What the task asks: Transcribe the listing verbatim. Do not carry over any pictures.

Stored rows:
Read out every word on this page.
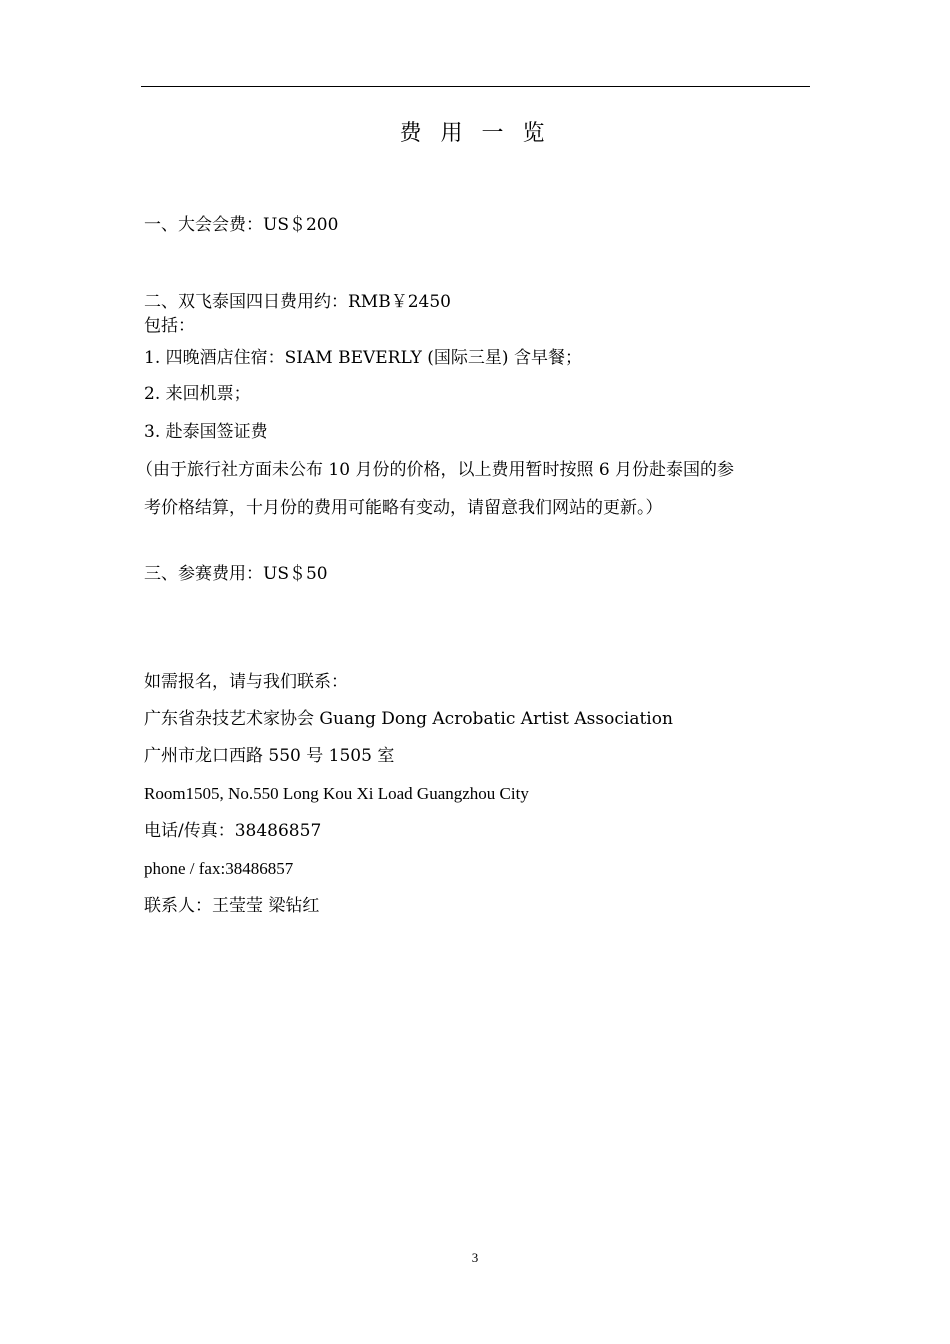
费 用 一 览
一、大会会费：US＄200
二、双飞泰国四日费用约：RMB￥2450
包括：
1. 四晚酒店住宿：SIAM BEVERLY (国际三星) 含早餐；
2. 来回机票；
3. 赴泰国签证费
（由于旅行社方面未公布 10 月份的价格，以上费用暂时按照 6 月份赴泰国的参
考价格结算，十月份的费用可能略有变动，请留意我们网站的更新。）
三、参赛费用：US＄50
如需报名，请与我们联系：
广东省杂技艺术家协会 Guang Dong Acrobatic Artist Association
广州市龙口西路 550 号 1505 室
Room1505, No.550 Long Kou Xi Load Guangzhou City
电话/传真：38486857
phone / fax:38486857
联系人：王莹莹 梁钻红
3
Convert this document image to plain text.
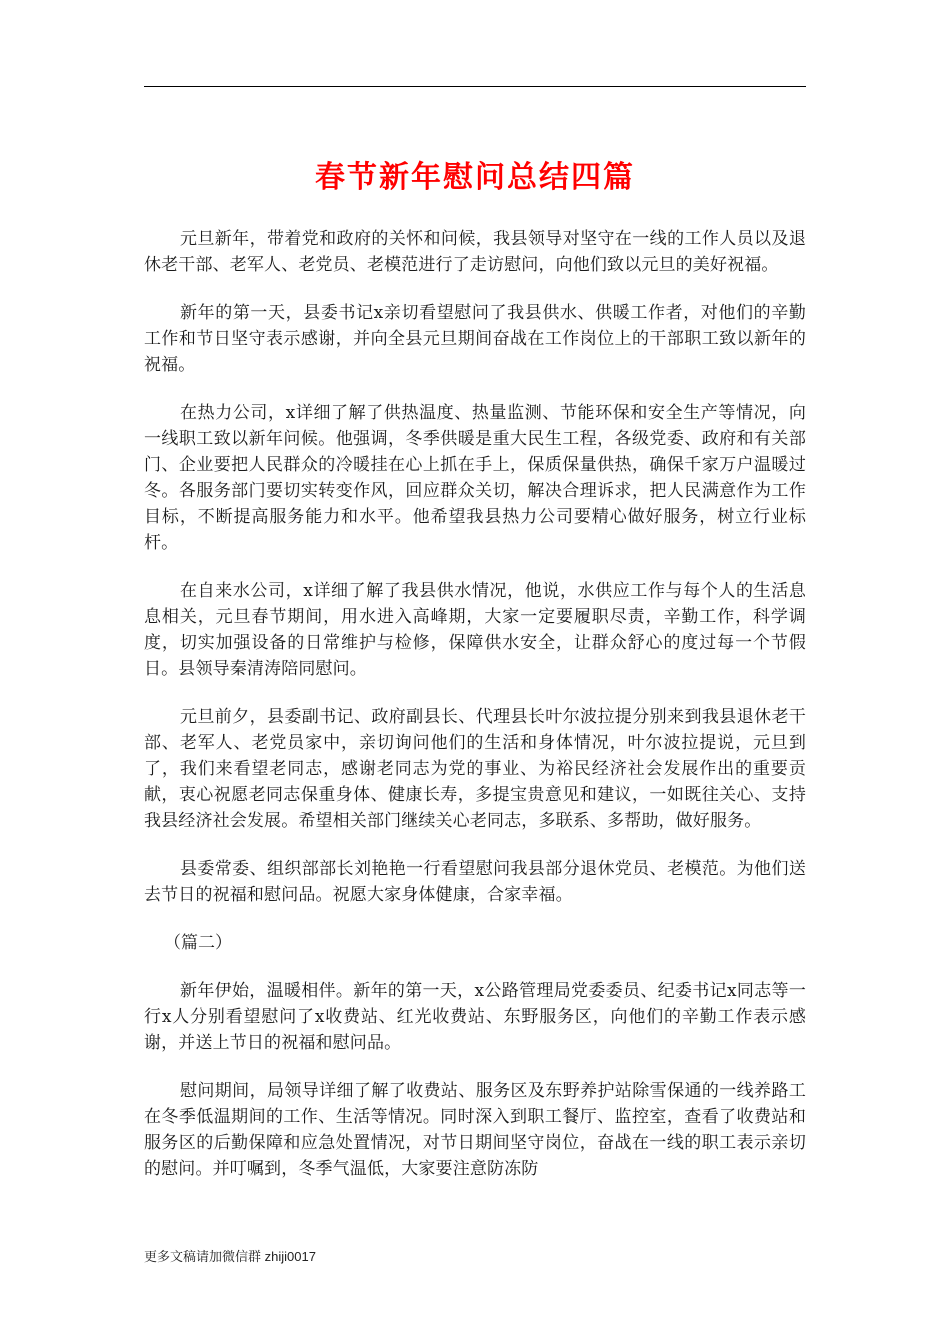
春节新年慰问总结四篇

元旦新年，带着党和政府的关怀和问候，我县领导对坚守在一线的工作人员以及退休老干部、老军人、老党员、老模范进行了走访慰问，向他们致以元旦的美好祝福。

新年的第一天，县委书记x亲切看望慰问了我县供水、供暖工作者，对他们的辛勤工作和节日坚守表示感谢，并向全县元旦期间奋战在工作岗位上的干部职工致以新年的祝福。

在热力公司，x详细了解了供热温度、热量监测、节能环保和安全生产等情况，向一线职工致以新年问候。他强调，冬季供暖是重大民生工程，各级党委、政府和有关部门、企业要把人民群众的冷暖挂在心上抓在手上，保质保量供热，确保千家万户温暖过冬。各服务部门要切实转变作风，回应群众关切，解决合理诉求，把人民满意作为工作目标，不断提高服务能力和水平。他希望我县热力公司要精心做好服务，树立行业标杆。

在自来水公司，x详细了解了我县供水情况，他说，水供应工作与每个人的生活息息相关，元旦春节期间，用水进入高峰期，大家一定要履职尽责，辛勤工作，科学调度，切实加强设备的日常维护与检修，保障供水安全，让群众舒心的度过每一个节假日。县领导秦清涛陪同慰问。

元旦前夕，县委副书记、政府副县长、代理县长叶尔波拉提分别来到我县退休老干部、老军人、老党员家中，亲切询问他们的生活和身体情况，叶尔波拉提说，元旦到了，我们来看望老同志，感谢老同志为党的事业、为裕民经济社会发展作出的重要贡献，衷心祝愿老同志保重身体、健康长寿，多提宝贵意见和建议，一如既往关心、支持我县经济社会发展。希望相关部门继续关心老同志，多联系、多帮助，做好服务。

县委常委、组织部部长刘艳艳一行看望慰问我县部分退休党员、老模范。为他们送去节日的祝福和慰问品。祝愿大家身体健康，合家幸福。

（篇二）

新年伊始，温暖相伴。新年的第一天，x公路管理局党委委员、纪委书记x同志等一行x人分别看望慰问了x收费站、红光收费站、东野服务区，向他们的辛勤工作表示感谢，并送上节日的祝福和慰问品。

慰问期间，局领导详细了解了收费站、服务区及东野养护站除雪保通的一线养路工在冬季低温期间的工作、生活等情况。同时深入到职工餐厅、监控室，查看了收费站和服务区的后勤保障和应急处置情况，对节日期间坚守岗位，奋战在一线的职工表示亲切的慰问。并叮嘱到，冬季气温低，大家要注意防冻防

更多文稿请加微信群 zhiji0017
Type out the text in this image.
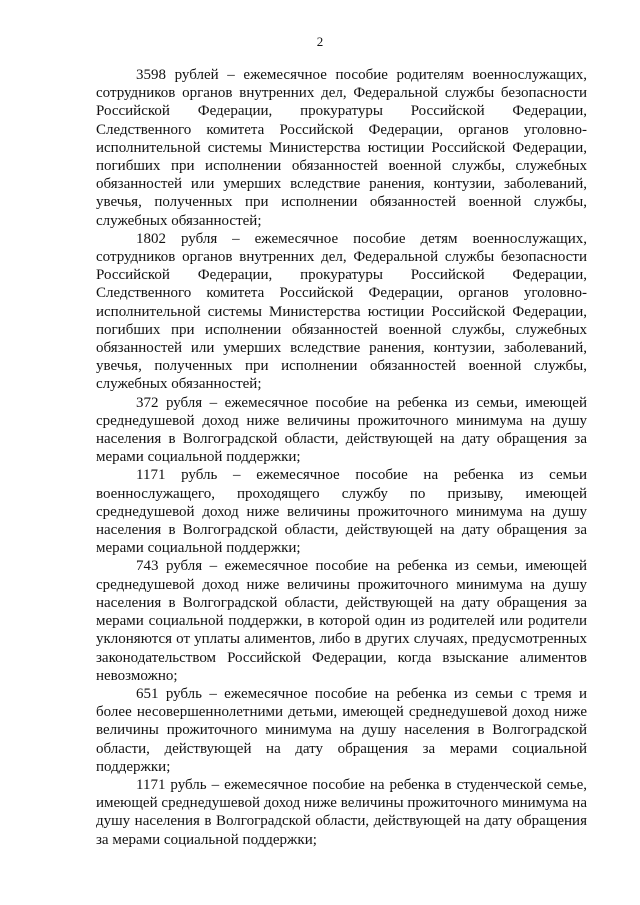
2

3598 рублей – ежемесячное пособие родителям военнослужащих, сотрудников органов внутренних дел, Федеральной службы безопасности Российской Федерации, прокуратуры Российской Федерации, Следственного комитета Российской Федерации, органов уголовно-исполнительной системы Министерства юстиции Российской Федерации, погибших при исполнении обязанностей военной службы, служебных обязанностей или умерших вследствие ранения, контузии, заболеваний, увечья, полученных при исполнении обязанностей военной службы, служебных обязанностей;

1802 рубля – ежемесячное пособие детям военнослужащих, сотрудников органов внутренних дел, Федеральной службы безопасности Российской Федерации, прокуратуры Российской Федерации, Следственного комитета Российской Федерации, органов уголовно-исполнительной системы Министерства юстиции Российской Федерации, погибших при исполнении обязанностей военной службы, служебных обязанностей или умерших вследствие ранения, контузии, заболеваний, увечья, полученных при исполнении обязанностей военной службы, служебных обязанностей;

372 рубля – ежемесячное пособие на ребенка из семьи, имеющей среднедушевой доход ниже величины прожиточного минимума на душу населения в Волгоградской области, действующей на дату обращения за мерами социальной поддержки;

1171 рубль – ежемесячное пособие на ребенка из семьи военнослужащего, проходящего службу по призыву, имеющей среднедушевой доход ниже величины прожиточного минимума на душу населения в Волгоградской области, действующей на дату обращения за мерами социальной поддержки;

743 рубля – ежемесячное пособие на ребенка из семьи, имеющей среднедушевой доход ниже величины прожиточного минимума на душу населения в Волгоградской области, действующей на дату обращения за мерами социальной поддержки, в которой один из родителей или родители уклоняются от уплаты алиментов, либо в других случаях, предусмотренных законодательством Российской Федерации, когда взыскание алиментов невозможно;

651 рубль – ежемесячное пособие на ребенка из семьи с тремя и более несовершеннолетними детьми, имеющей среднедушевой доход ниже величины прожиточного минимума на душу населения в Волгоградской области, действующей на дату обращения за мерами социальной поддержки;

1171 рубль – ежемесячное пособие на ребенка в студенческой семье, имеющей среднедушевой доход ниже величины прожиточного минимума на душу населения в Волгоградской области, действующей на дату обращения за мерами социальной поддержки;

Result of the exercise:
Read out every word on this page.
费 用 一 览
一、大会会费：US＄200
二、双飞泰国四日费用约：RMB￥2450
包括：
1. 四晚酒店住宿：SIAM BEVERLY (国际三星) 含早餐；
2. 来回机票；
3. 赴泰国签证费
（由于旅行社方面未公布 10 月份的价格，以上费用暂时按照 6 月份赴泰国的参
考价格结算，十月份的费用可能略有变动，请留意我们网站的更新。）
三、参赛费用：US＄50
如需报名，请与我们联系：
广东省杂技艺术家协会 Guang Dong Acrobatic Artist Association
广州市龙口西路 550 号 1505 室
Room1505, No.550 Long Kou Xi Load Guangzhou City
电话/传真：38486857
phone / fax:38486857
联系人：王莹莹 梁钻红
3
Convert this document image to plain text.
春节新年慰问总结四篇

元旦新年，带着党和政府的关怀和问候，我县领导对坚守在一线的工作人员以及退休老干部、老军人、老党员、老模范进行了走访慰问，向他们致以元旦的美好祝福。

新年的第一天，县委书记x亲切看望慰问了我县供水、供暖工作者，对他们的辛勤工作和节日坚守表示感谢，并向全县元旦期间奋战在工作岗位上的干部职工致以新年的祝福。

在热力公司，x详细了解了供热温度、热量监测、节能环保和安全生产等情况，向一线职工致以新年问候。他强调，冬季供暖是重大民生工程，各级党委、政府和有关部门、企业要把人民群众的冷暖挂在心上抓在手上，保质保量供热，确保千家万户温暖过冬。各服务部门要切实转变作风，回应群众关切，解决合理诉求，把人民满意作为工作目标，不断提高服务能力和水平。他希望我县热力公司要精心做好服务，树立行业标杆。

在自来水公司，x详细了解了我县供水情况，他说，水供应工作与每个人的生活息息相关，元旦春节期间，用水进入高峰期，大家一定要履职尽责，辛勤工作，科学调度，切实加强设备的日常维护与检修，保障供水安全，让群众舒心的度过每一个节假日。县领导秦清涛陪同慰问。

元旦前夕，县委副书记、政府副县长、代理县长叶尔波拉提分别来到我县退休老干部、老军人、老党员家中，亲切询问他们的生活和身体情况，叶尔波拉提说，元旦到了，我们来看望老同志，感谢老同志为党的事业、为裕民经济社会发展作出的重要贡献，衷心祝愿老同志保重身体、健康长寿，多提宝贵意见和建议，一如既往关心、支持我县经济社会发展。希望相关部门继续关心老同志，多联系、多帮助，做好服务。

县委常委、组织部部长刘艳艳一行看望慰问我县部分退休党员、老模范。为他们送去节日的祝福和慰问品。祝愿大家身体健康，合家幸福。

（篇二）

新年伊始，温暖相伴。新年的第一天，x公路管理局党委委员、纪委书记x同志等一行x人分别看望慰问了x收费站、红光收费站、东野服务区，向他们的辛勤工作表示感谢，并送上节日的祝福和慰问品。

慰问期间，局领导详细了解了收费站、服务区及东野养护站除雪保通的一线养路工在冬季低温期间的工作、生活等情况。同时深入到职工餐厅、监控室，查看了收费站和服务区的后勤保障和应急处置情况，对节日期间坚守岗位，奋战在一线的职工表示亲切的慰问。并叮嘱到，冬季气温低，大家要注意防冻防

更多文稿请加微信群 zhiji0017
Type out the text in this image.
2

3598 рублей – ежемесячное пособие родителям военнослужащих, сотрудников органов внутренних дел, Федеральной службы безопасности Российской Федерации, прокуратуры Российской Федерации, Следственного комитета Российской Федерации, органов уголовно-исполнительной системы Министерства юстиции Российской Федерации, погибших при исполнении обязанностей военной службы, служебных обязанностей или умерших вследствие ранения, контузии, заболеваний, увечья, полученных при исполнении обязанностей военной службы, служебных обязанностей;

1802 рубля – ежемесячное пособие детям военнослужащих, сотрудников органов внутренних дел, Федеральной службы безопасности Российской Федерации, прокуратуры Российской Федерации, Следственного комитета Российской Федерации, органов уголовно-исполнительной системы Министерства юстиции Российской Федерации, погибших при исполнении обязанностей военной службы, служебных обязанностей или умерших вследствие ранения, контузии, заболеваний, увечья, полученных при исполнении обязанностей военной службы, служебных обязанностей;

372 рубля – ежемесячное пособие на ребенка из семьи, имеющей среднедушевой доход ниже величины прожиточного минимума на душу населения в Волгоградской области, действующей на дату обращения за мерами социальной поддержки;

1171 рубль – ежемесячное пособие на ребенка из семьи военнослужащего, проходящего службу по призыву, имеющей среднедушевой доход ниже величины прожиточного минимума на душу населения в Волгоградской области, действующей на дату обращения за мерами социальной поддержки;

743 рубля – ежемесячное пособие на ребенка из семьи, имеющей среднедушевой доход ниже величины прожиточного минимума на душу населения в Волгоградской области, действующей на дату обращения за мерами социальной поддержки, в которой один из родителей или родители уклоняются от уплаты алиментов, либо в других случаях, предусмотренных законодательством Российской Федерации, когда взыскание алиментов невозможно;

651 рубль – ежемесячное пособие на ребенка из семьи с тремя и более несовершеннолетними детьми, имеющей среднедушевой доход ниже величины прожиточного минимума на душу населения в Волгоградской области, действующей на дату обращения за мерами социальной поддержки;

1171 рубль – ежемесячное пособие на ребенка в студенческой семье, имеющей среднедушевой доход ниже величины прожиточного минимума на душу населения в Волгоградской области, действующей на дату обращения за мерами социальной поддержки;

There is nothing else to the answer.